What is being asked:
Exactly as written, retype the listing below, omitting the pictures.

__________

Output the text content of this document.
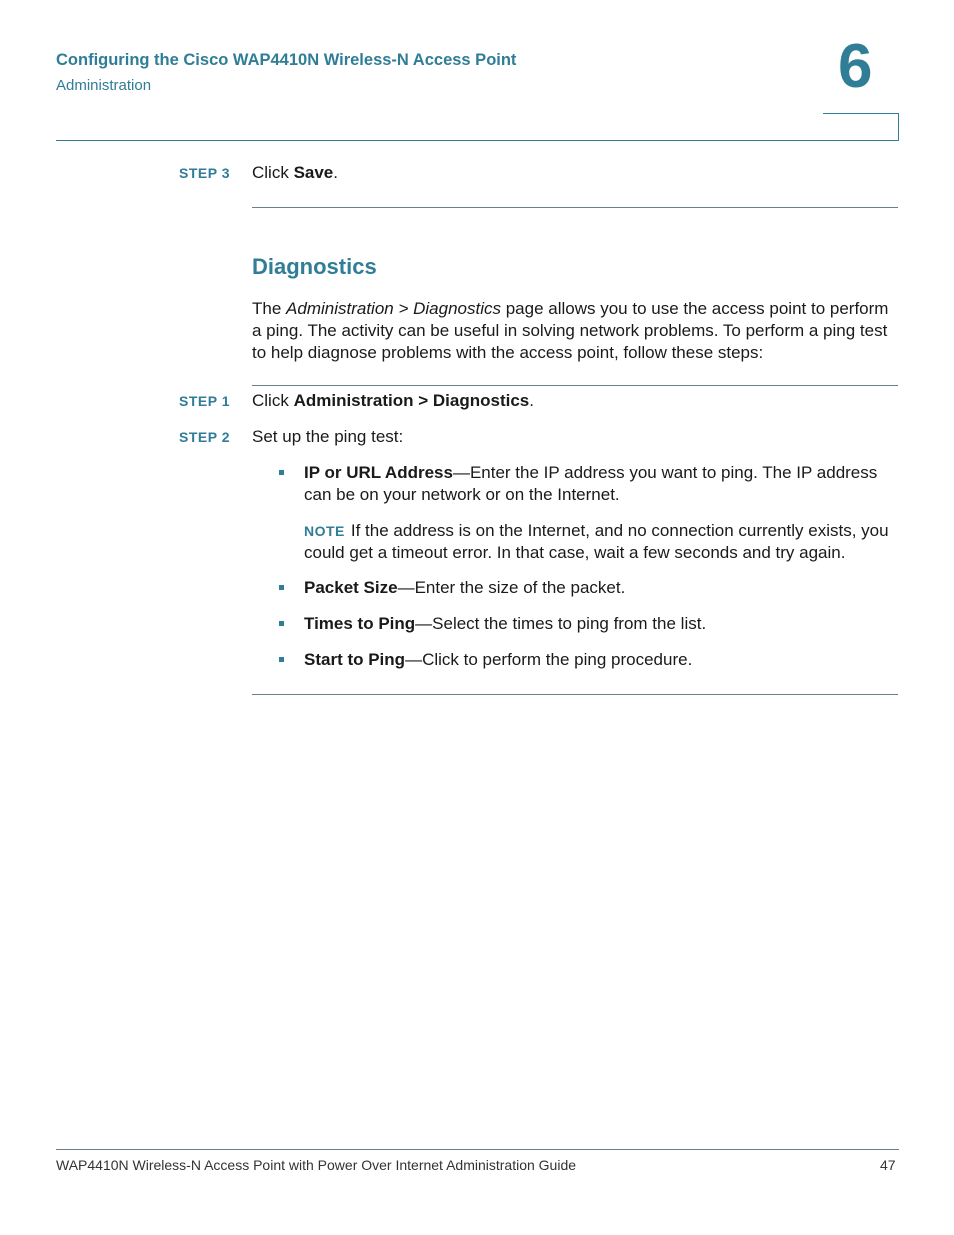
Configuring the Cisco WAP4410N Wireless-N Access Point
Administration	6
STEP 3 Click Save.
Diagnostics
The Administration > Diagnostics page allows you to use the access point to perform a ping. The activity can be useful in solving network problems. To perform a ping test to help diagnose problems with the access point, follow these steps:
STEP 1 Click Administration > Diagnostics.
STEP 2 Set up the ping test:
IP or URL Address—Enter the IP address you want to ping. The IP address can be on your network or on the Internet.
NOTE If the address is on the Internet, and no connection currently exists, you could get a timeout error. In that case, wait a few seconds and try again.
Packet Size—Enter the size of the packet.
Times to Ping—Select the times to ping from the list.
Start to Ping—Click to perform the ping procedure.
WAP4410N Wireless-N Access Point with Power Over Internet Administration Guide	47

__________

Exercise result:
Output the text content of this document.
Configuring the Cisco WAP4410N Wireless-N Access Point
Administration	6
STEP 3 Click Save.
Diagnostics
The Administration > Diagnostics page allows you to use the access point to perform a ping. The activity can be useful in solving network problems. To perform a ping test to help diagnose problems with the access point, follow these steps:
STEP 1 Click Administration > Diagnostics.
STEP 2 Set up the ping test:
IP or URL Address—Enter the IP address you want to ping. The IP address can be on your network or on the Internet.
NOTE If the address is on the Internet, and no connection currently exists, you could get a timeout error. In that case, wait a few seconds and try again.
Packet Size—Enter the size of the packet.
Times to Ping—Select the times to ping from the list.
Start to Ping—Click to perform the ping procedure.
WAP4410N Wireless-N Access Point with Power Over Internet Administration Guide	47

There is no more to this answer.